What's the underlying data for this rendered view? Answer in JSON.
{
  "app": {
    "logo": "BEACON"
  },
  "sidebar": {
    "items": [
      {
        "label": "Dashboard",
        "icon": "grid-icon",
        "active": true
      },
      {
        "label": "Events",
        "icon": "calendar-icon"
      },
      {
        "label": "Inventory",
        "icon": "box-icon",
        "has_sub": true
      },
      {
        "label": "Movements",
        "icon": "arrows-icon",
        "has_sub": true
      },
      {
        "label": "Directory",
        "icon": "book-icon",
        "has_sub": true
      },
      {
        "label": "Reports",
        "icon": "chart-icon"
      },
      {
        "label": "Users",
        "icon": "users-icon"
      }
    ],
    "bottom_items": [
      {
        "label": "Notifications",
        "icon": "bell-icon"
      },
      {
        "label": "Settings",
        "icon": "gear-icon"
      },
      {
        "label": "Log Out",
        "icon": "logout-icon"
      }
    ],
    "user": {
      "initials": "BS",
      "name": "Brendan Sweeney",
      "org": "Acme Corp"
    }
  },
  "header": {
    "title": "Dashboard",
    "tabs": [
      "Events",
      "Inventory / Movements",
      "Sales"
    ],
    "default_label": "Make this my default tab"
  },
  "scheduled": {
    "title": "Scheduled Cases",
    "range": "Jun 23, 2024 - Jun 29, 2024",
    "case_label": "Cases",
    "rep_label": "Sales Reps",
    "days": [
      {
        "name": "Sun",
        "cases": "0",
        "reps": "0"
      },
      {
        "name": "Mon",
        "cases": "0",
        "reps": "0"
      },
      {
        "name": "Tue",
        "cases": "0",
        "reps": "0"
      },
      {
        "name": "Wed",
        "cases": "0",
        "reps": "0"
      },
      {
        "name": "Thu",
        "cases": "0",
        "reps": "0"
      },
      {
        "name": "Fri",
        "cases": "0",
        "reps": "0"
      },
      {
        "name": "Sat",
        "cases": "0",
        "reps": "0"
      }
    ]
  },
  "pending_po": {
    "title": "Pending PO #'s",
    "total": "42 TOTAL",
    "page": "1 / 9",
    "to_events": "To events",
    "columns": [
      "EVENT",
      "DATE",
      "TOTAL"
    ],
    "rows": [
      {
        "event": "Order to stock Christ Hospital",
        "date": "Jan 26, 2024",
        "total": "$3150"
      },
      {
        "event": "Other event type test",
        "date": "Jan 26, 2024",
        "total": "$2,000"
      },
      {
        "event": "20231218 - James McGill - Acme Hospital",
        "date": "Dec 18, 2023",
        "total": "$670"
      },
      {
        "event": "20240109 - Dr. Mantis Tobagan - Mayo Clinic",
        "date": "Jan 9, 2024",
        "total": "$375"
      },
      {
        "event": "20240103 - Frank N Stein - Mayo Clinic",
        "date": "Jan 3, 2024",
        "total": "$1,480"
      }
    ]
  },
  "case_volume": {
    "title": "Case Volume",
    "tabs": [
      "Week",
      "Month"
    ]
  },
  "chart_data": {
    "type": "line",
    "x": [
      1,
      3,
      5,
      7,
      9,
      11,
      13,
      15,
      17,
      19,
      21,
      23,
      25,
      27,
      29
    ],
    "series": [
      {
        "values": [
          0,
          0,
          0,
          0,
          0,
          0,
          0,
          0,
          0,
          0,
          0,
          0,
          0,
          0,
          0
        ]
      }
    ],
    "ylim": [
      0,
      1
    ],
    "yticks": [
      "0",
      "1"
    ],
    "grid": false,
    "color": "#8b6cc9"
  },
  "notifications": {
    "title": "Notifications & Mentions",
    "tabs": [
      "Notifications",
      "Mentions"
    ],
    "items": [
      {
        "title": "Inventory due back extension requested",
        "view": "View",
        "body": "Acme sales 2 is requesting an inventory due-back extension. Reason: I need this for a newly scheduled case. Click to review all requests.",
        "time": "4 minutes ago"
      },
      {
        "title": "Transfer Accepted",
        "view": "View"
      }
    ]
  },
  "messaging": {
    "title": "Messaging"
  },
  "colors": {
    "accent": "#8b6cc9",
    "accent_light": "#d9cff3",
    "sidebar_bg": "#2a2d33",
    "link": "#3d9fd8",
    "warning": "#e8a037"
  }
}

-=-=-=-=-

- _WHAT NEEDS TO BE DONE_
Copy each line of the data exactly, leaving nothing out.

- _RESULT OF THE EXERCISE_
What's the underlying data for this rendered view? Answer in JSON.
{
  "app": {
    "logo": "BEACON"
  },
  "sidebar": {
    "items": [
      {
        "label": "Dashboard",
        "icon": "grid-icon",
        "active": true
      },
      {
        "label": "Events",
        "icon": "calendar-icon"
      },
      {
        "label": "Inventory",
        "icon": "box-icon",
        "has_sub": true
      },
      {
        "label": "Movements",
        "icon": "arrows-icon",
        "has_sub": true
      },
      {
        "label": "Directory",
        "icon": "book-icon",
        "has_sub": true
      },
      {
        "label": "Reports",
        "icon": "chart-icon"
      },
      {
        "label": "Users",
        "icon": "users-icon"
      }
    ],
    "bottom_items": [
      {
        "label": "Notifications",
        "icon": "bell-icon"
      },
      {
        "label": "Settings",
        "icon": "gear-icon"
      },
      {
        "label": "Log Out",
        "icon": "logout-icon"
      }
    ],
    "user": {
      "initials": "BS",
      "name": "Brendan Sweeney",
      "org": "Acme Corp"
    }
  },
  "header": {
    "title": "Dashboard",
    "tabs": [
      "Events",
      "Inventory / Movements",
      "Sales"
    ],
    "default_label": "Make this my default tab"
  },
  "scheduled": {
    "title": "Scheduled Cases",
    "range": "Jun 23, 2024 - Jun 29, 2024",
    "case_label": "Cases",
    "rep_label": "Sales Reps",
    "days": [
      {
        "name": "Sun",
        "cases": "0",
        "reps": "0"
      },
      {
        "name": "Mon",
        "cases": "0",
        "reps": "0"
      },
      {
        "name": "Tue",
        "cases": "0",
        "reps": "0"
      },
      {
        "name": "Wed",
        "cases": "0",
        "reps": "0"
      },
      {
        "name": "Thu",
        "cases": "0",
        "reps": "0"
      },
      {
        "name": "Fri",
        "cases": "0",
        "reps": "0"
      },
      {
        "name": "Sat",
        "cases": "0",
        "reps": "0"
      }
    ]
  },
  "pending_po": {
    "title": "Pending PO #'s",
    "total": "42 TOTAL",
    "page": "1 / 9",
    "to_events": "To events",
    "columns": [
      "EVENT",
      "DATE",
      "TOTAL"
    ],
    "rows": [
      {
        "event": "Order to stock Christ Hospital",
        "date": "Jan 26, 2024",
        "total": "$3150"
      },
      {
        "event": "Other event type test",
        "date": "Jan 26, 2024",
        "total": "$2,000"
      },
      {
        "event": "20231218 - James McGill - Acme Hospital",
        "date": "Dec 18, 2023",
        "total": "$670"
      },
      {
        "event": "20240109 - Dr. Mantis Tobagan - Mayo Clinic",
        "date": "Jan 9, 2024",
        "total": "$375"
      },
      {
        "event": "20240103 - Frank N Stein - Mayo Clinic",
        "date": "Jan 3, 2024",
        "total": "$1,480"
      }
    ]
  },
  "case_volume": {
    "title": "Case Volume",
    "tabs": [
      "Week",
      "Month"
    ]
  },
  "chart_data": {
    "type": "line",
    "x": [
      1,
      3,
      5,
      7,
      9,
      11,
      13,
      15,
      17,
      19,
      21,
      23,
      25,
      27,
      29
    ],
    "series": [
      {
        "values": [
          0,
          0,
          0,
          0,
          0,
          0,
          0,
          0,
          0,
          0,
          0,
          0,
          0,
          0,
          0
        ]
      }
    ],
    "ylim": [
      0,
      1
    ],
    "yticks": [
      "0",
      "1"
    ],
    "grid": false,
    "color": "#8b6cc9"
  },
  "notifications": {
    "title": "Notifications & Mentions",
    "tabs": [
      "Notifications",
      "Mentions"
    ],
    "items": [
      {
        "title": "Inventory due back extension requested",
        "view": "View",
        "body": "Acme sales 2 is requesting an inventory due-back extension. Reason: I need this for a newly scheduled case. Click to review all requests.",
        "time": "4 minutes ago"
      },
      {
        "title": "Transfer Accepted",
        "view": "View"
      }
    ]
  },
  "messaging": {
    "title": "Messaging"
  },
  "colors": {
    "accent": "#8b6cc9",
    "accent_light": "#d9cff3",
    "sidebar_bg": "#2a2d33",
    "link": "#3d9fd8",
    "warning": "#e8a037"
  }
}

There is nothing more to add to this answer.